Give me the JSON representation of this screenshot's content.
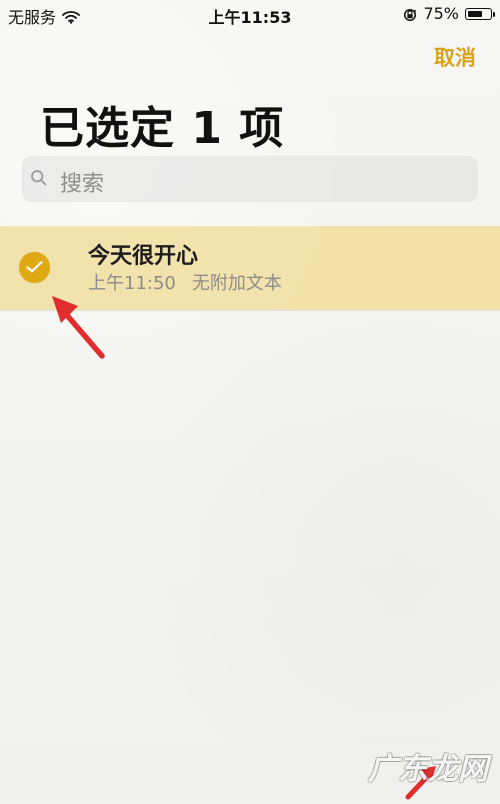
{
  "status_bar": {
    "carrier": "无服务",
    "time": "上午11:53",
    "battery_text": "75%",
    "battery_level": 0.75,
    "icons": {
      "wifi": "wifi-icon",
      "lock": "orientation-lock-icon",
      "battery": "battery-icon"
    }
  },
  "header": {
    "cancel_label": "取消",
    "title": "已选定 1 项"
  },
  "search": {
    "placeholder": "搜索",
    "icon": "search-icon"
  },
  "selected_note": {
    "title": "今天很开心",
    "time": "上午11:50",
    "subtitle": "无附加文本",
    "selected": true,
    "icon": "check-circle-icon"
  },
  "overlay": {
    "watermark": "广东龙网"
  },
  "colors": {
    "accent": "#d6a31d",
    "selection_bg": "#f1dc96",
    "check": "#e0a914",
    "arrow": "#e12d2d"
  }
}
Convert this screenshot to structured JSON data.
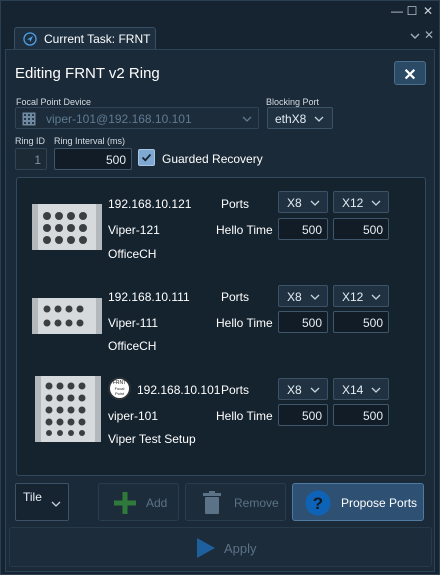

WRITTEN EXERCISE >> In the data above, count the lines where the word "JSON" appears; reply with the number only.

THE ANSWER >> 2